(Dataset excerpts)
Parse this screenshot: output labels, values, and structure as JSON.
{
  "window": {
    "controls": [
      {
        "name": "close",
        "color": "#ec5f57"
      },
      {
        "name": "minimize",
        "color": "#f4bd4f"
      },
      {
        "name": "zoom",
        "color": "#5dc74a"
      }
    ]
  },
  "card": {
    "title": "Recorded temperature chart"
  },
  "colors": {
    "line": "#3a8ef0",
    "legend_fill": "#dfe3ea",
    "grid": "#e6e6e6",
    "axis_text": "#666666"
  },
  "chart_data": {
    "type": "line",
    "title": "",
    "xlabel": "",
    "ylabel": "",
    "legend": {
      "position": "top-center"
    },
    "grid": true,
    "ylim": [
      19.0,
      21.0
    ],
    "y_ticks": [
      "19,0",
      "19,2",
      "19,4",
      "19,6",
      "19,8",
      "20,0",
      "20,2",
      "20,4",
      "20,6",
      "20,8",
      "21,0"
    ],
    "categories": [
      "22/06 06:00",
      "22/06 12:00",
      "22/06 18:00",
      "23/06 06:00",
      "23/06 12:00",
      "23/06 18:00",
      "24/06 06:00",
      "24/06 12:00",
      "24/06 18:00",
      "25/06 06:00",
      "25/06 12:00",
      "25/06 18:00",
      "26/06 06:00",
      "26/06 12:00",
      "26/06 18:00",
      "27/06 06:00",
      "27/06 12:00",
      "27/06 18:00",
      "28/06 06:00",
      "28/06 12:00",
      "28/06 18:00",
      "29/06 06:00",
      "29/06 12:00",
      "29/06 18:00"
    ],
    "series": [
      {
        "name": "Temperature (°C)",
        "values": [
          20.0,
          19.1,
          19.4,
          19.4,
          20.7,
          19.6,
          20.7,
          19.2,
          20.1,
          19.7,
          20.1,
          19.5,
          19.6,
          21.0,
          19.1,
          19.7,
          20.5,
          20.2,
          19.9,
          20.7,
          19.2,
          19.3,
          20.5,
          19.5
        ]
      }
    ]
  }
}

**Problem to work on**
Write out every line of the records exactly.

**Solution below**
Parse this screenshot: output labels, values, and structure as JSON.
{
  "window": {
    "controls": [
      {
        "name": "close",
        "color": "#ec5f57"
      },
      {
        "name": "minimize",
        "color": "#f4bd4f"
      },
      {
        "name": "zoom",
        "color": "#5dc74a"
      }
    ]
  },
  "card": {
    "title": "Recorded temperature chart"
  },
  "colors": {
    "line": "#3a8ef0",
    "legend_fill": "#dfe3ea",
    "grid": "#e6e6e6",
    "axis_text": "#666666"
  },
  "chart_data": {
    "type": "line",
    "title": "",
    "xlabel": "",
    "ylabel": "",
    "legend": {
      "position": "top-center"
    },
    "grid": true,
    "ylim": [
      19.0,
      21.0
    ],
    "y_ticks": [
      "19,0",
      "19,2",
      "19,4",
      "19,6",
      "19,8",
      "20,0",
      "20,2",
      "20,4",
      "20,6",
      "20,8",
      "21,0"
    ],
    "categories": [
      "22/06 06:00",
      "22/06 12:00",
      "22/06 18:00",
      "23/06 06:00",
      "23/06 12:00",
      "23/06 18:00",
      "24/06 06:00",
      "24/06 12:00",
      "24/06 18:00",
      "25/06 06:00",
      "25/06 12:00",
      "25/06 18:00",
      "26/06 06:00",
      "26/06 12:00",
      "26/06 18:00",
      "27/06 06:00",
      "27/06 12:00",
      "27/06 18:00",
      "28/06 06:00",
      "28/06 12:00",
      "28/06 18:00",
      "29/06 06:00",
      "29/06 12:00",
      "29/06 18:00"
    ],
    "series": [
      {
        "name": "Temperature (°C)",
        "values": [
          20.0,
          19.1,
          19.4,
          19.4,
          20.7,
          19.6,
          20.7,
          19.2,
          20.1,
          19.7,
          20.1,
          19.5,
          19.6,
          21.0,
          19.1,
          19.7,
          20.5,
          20.2,
          19.9,
          20.7,
          19.2,
          19.3,
          20.5,
          19.5
        ]
      }
    ]
  }
}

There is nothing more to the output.